▶ Goal
Reproduce the records below exactly as given.

■ ■ ■ ■ ■ ■ ■

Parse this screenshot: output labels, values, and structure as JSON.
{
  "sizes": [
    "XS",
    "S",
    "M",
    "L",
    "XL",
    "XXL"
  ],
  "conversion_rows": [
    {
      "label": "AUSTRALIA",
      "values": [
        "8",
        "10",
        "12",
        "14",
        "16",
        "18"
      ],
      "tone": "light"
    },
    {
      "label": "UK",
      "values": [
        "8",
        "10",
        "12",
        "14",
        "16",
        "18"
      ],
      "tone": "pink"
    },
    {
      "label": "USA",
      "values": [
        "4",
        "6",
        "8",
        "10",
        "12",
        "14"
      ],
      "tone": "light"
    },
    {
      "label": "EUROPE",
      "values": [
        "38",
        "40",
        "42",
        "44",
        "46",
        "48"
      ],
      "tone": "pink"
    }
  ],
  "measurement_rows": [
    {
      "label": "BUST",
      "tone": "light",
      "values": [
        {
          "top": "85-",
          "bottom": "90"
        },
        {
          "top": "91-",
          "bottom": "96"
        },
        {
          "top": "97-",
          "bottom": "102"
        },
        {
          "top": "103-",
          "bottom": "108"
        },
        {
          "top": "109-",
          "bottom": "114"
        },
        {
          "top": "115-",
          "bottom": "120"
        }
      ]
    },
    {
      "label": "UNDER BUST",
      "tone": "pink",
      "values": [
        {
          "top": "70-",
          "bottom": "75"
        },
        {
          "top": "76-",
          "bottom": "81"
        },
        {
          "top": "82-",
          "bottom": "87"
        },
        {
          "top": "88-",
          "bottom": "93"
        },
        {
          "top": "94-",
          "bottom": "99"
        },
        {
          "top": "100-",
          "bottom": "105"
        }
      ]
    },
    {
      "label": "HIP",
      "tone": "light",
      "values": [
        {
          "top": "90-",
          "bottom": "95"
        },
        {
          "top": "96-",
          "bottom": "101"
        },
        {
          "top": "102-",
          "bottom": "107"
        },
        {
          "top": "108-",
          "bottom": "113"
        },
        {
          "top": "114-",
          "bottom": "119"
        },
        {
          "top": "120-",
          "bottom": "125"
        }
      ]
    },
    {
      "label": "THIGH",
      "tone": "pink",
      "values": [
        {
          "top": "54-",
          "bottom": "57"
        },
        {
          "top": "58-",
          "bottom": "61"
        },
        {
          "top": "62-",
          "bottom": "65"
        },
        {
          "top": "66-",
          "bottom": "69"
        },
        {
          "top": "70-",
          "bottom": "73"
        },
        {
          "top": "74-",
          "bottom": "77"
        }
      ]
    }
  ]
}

■ ■ ■ ■ ■ ■ ■

▶ Exercise answer
Parse this screenshot: output labels, values, and structure as JSON.
{
  "sizes": [
    "XS",
    "S",
    "M",
    "L",
    "XL",
    "XXL"
  ],
  "conversion_rows": [
    {
      "label": "AUSTRALIA",
      "values": [
        "8",
        "10",
        "12",
        "14",
        "16",
        "18"
      ],
      "tone": "light"
    },
    {
      "label": "UK",
      "values": [
        "8",
        "10",
        "12",
        "14",
        "16",
        "18"
      ],
      "tone": "pink"
    },
    {
      "label": "USA",
      "values": [
        "4",
        "6",
        "8",
        "10",
        "12",
        "14"
      ],
      "tone": "light"
    },
    {
      "label": "EUROPE",
      "values": [
        "38",
        "40",
        "42",
        "44",
        "46",
        "48"
      ],
      "tone": "pink"
    }
  ],
  "measurement_rows": [
    {
      "label": "BUST",
      "tone": "light",
      "values": [
        {
          "top": "85-",
          "bottom": "90"
        },
        {
          "top": "91-",
          "bottom": "96"
        },
        {
          "top": "97-",
          "bottom": "102"
        },
        {
          "top": "103-",
          "bottom": "108"
        },
        {
          "top": "109-",
          "bottom": "114"
        },
        {
          "top": "115-",
          "bottom": "120"
        }
      ]
    },
    {
      "label": "UNDER BUST",
      "tone": "pink",
      "values": [
        {
          "top": "70-",
          "bottom": "75"
        },
        {
          "top": "76-",
          "bottom": "81"
        },
        {
          "top": "82-",
          "bottom": "87"
        },
        {
          "top": "88-",
          "bottom": "93"
        },
        {
          "top": "94-",
          "bottom": "99"
        },
        {
          "top": "100-",
          "bottom": "105"
        }
      ]
    },
    {
      "label": "HIP",
      "tone": "light",
      "values": [
        {
          "top": "90-",
          "bottom": "95"
        },
        {
          "top": "96-",
          "bottom": "101"
        },
        {
          "top": "102-",
          "bottom": "107"
        },
        {
          "top": "108-",
          "bottom": "113"
        },
        {
          "top": "114-",
          "bottom": "119"
        },
        {
          "top": "120-",
          "bottom": "125"
        }
      ]
    },
    {
      "label": "THIGH",
      "tone": "pink",
      "values": [
        {
          "top": "54-",
          "bottom": "57"
        },
        {
          "top": "58-",
          "bottom": "61"
        },
        {
          "top": "62-",
          "bottom": "65"
        },
        {
          "top": "66-",
          "bottom": "69"
        },
        {
          "top": "70-",
          "bottom": "73"
        },
        {
          "top": "74-",
          "bottom": "77"
        }
      ]
    }
  ]
}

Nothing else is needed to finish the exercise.